(Data entries)
____________

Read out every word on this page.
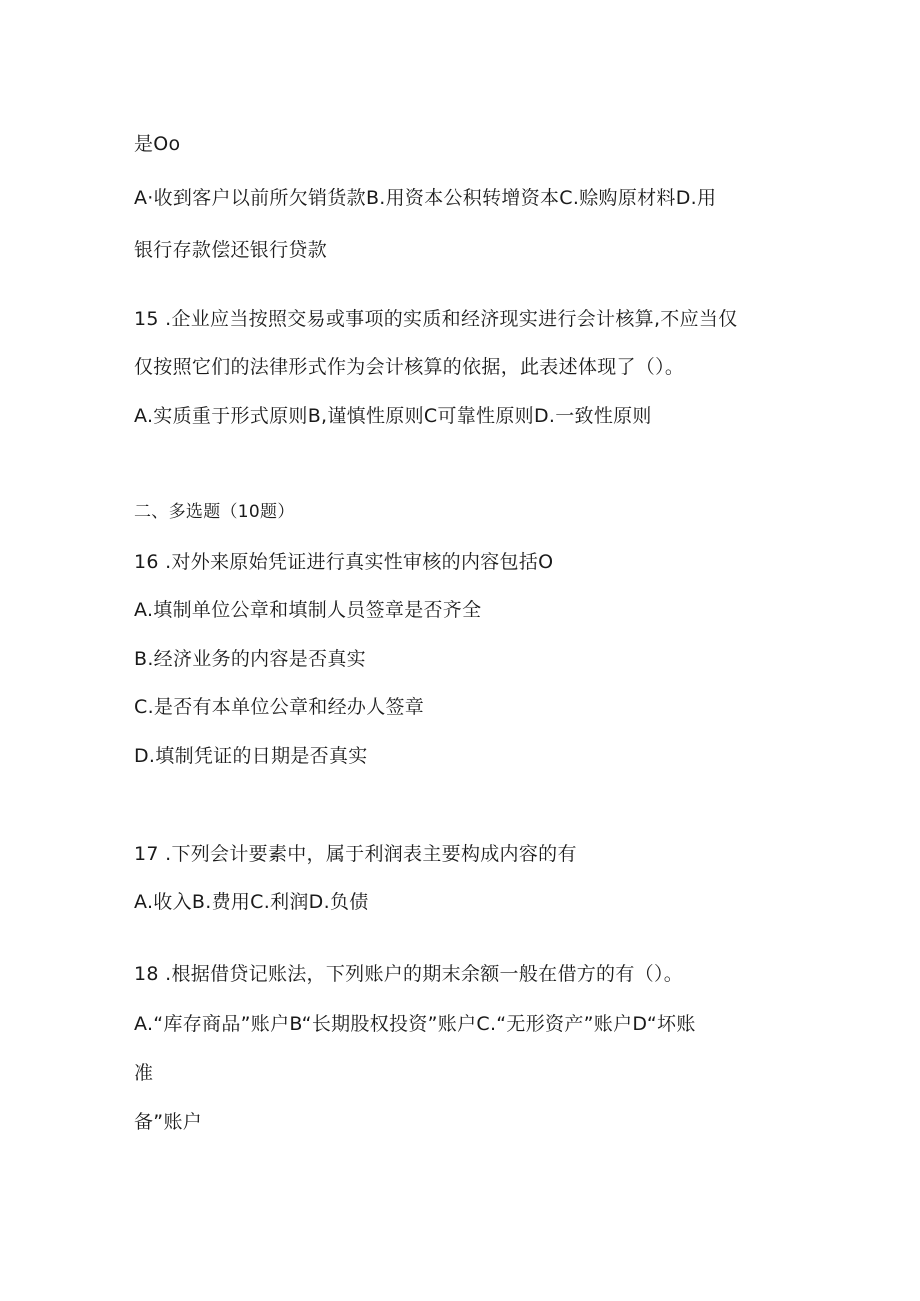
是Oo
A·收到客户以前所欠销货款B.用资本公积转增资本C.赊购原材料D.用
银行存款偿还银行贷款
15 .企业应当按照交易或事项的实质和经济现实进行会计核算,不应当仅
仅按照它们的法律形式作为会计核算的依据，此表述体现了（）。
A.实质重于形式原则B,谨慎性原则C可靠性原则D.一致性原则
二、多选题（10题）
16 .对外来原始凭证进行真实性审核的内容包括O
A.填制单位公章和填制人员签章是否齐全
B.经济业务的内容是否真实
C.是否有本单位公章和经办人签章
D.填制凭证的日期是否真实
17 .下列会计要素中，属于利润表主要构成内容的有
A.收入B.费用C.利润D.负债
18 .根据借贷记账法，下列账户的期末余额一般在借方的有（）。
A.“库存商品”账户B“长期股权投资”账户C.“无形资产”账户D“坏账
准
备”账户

____________

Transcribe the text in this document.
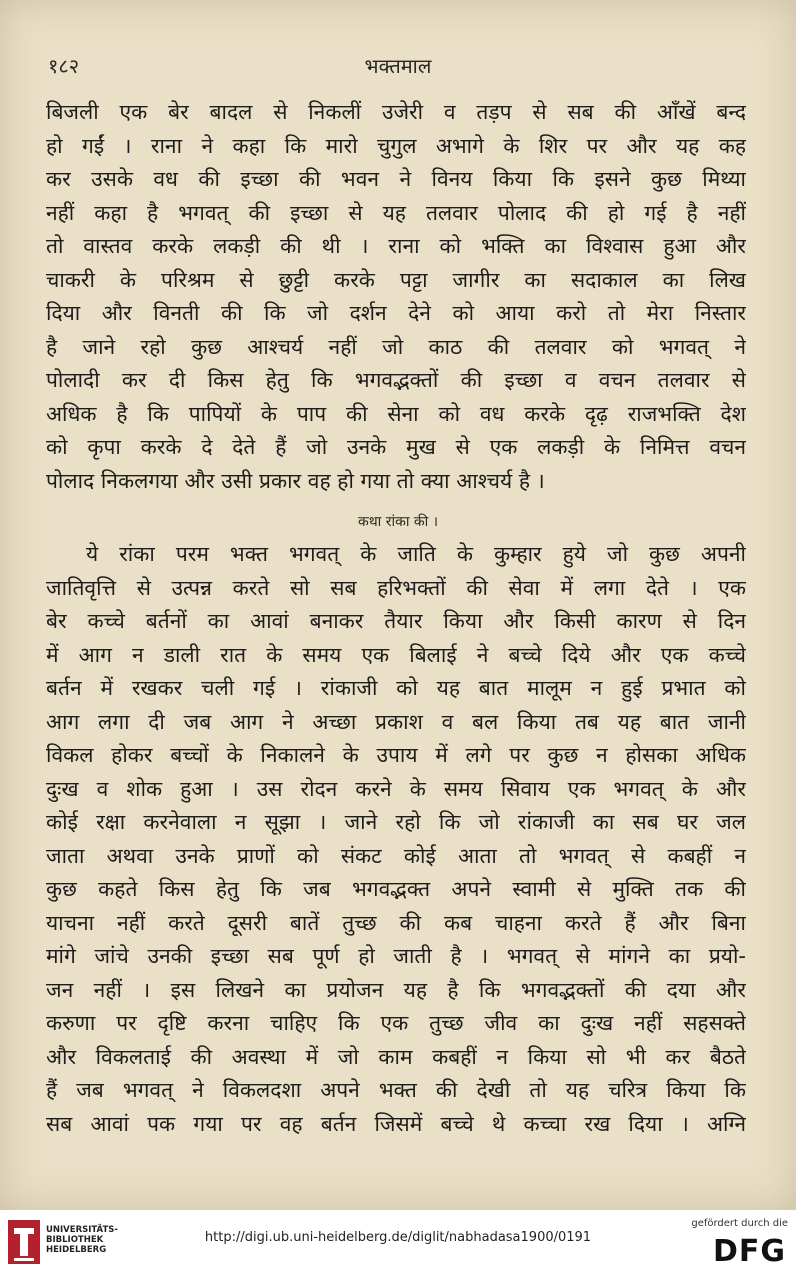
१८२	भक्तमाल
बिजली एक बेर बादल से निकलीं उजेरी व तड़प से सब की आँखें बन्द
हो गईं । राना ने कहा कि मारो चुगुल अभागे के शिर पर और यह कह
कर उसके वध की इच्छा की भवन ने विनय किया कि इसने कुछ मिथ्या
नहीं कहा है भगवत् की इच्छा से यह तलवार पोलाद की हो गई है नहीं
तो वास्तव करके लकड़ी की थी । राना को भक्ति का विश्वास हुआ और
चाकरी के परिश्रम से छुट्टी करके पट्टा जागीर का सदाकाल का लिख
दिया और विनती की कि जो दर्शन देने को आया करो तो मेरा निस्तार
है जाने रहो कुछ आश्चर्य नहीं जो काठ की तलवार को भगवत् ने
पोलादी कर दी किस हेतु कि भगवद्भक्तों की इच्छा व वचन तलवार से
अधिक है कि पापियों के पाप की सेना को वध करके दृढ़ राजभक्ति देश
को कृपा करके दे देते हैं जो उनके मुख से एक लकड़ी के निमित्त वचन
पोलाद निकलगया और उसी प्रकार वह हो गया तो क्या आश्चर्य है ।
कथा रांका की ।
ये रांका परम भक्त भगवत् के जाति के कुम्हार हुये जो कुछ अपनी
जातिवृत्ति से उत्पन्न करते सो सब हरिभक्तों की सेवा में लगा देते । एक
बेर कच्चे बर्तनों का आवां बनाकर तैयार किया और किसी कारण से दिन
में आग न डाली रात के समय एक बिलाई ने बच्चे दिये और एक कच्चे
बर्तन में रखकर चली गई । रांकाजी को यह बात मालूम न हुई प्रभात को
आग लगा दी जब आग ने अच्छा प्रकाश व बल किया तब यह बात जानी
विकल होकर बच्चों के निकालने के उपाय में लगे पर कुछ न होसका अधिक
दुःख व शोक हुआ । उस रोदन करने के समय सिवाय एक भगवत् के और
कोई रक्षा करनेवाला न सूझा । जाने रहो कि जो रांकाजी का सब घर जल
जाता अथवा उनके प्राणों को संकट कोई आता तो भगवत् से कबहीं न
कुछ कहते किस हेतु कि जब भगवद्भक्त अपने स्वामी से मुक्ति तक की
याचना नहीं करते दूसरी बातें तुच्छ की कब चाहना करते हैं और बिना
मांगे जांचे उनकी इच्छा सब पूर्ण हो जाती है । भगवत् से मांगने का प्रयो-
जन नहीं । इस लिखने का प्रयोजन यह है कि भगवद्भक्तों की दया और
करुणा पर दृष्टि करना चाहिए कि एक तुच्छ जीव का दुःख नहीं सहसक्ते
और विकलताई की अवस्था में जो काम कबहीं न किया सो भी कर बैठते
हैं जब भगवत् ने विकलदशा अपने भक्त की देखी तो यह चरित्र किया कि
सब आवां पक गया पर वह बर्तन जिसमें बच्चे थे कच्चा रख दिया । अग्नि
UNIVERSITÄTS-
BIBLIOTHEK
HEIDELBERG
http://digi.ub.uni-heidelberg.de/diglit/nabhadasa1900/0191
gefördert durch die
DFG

____________

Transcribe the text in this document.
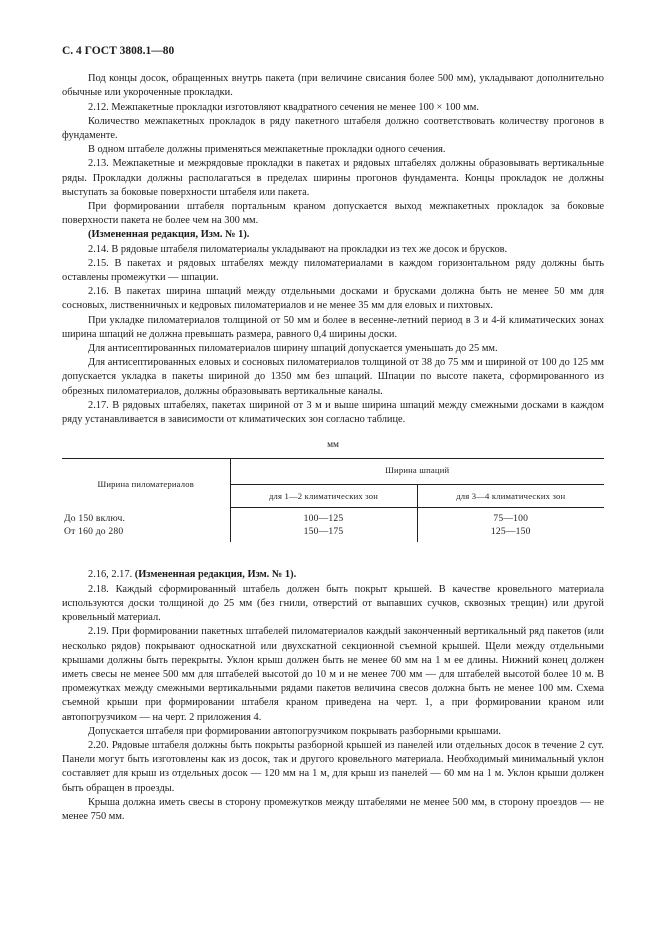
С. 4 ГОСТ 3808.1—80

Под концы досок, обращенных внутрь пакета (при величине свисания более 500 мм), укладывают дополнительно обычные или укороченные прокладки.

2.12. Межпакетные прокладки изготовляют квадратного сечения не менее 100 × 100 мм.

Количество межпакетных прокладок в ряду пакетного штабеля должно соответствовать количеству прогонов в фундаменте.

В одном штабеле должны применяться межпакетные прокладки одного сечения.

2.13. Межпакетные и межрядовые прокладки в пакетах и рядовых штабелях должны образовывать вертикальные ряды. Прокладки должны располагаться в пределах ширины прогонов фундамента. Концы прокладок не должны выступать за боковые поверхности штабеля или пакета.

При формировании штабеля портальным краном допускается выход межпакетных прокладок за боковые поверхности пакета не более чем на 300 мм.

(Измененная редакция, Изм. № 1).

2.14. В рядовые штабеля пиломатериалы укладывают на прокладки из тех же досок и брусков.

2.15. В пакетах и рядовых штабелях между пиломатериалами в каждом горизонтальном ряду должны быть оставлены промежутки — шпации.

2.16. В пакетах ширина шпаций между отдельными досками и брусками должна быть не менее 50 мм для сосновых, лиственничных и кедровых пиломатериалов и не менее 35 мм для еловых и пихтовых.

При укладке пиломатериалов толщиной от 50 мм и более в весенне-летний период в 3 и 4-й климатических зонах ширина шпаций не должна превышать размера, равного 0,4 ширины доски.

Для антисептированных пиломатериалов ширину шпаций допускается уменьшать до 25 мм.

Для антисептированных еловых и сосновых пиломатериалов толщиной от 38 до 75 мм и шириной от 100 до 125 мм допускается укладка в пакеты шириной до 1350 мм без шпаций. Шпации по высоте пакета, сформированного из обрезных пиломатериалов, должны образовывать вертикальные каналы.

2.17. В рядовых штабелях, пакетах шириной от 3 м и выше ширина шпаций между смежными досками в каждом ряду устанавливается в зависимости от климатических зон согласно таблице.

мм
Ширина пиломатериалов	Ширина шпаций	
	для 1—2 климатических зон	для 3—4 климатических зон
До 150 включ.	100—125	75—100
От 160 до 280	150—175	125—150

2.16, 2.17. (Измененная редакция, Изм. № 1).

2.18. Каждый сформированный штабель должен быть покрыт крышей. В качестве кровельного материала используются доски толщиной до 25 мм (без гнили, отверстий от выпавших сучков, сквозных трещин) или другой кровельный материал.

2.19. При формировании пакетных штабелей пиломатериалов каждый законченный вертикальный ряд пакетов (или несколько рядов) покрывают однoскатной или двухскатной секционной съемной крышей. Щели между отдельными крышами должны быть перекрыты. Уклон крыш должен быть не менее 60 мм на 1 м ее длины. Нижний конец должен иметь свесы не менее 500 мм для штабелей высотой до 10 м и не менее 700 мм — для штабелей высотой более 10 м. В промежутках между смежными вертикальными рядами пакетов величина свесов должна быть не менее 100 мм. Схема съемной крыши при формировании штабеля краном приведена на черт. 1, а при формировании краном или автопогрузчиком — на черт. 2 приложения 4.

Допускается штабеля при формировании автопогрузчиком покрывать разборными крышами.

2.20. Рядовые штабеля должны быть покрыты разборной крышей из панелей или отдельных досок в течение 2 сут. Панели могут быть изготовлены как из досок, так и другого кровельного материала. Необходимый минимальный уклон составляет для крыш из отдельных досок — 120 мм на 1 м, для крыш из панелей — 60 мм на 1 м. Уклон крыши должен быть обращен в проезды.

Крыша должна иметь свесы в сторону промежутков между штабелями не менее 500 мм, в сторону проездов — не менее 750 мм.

____________

= EXERCISE DIRECTIONS =
Look through the entries above and report each line where the string "прогонов" occurs.

= FULL OUTPUT =
Количество межпакетных прокладок в ряду пакетного штабеля должно соответствовать количеству прогонов в фундаменте.
2.13. Межпакетные и межрядовые прокладки в пакетах и рядовых штабелях должны образовывать вертикальные ряды. Прокладки должны располагаться в пределах ширины прогонов фундамента. Концы прокладок не должны выступать за боковые поверхности штабеля или пакета.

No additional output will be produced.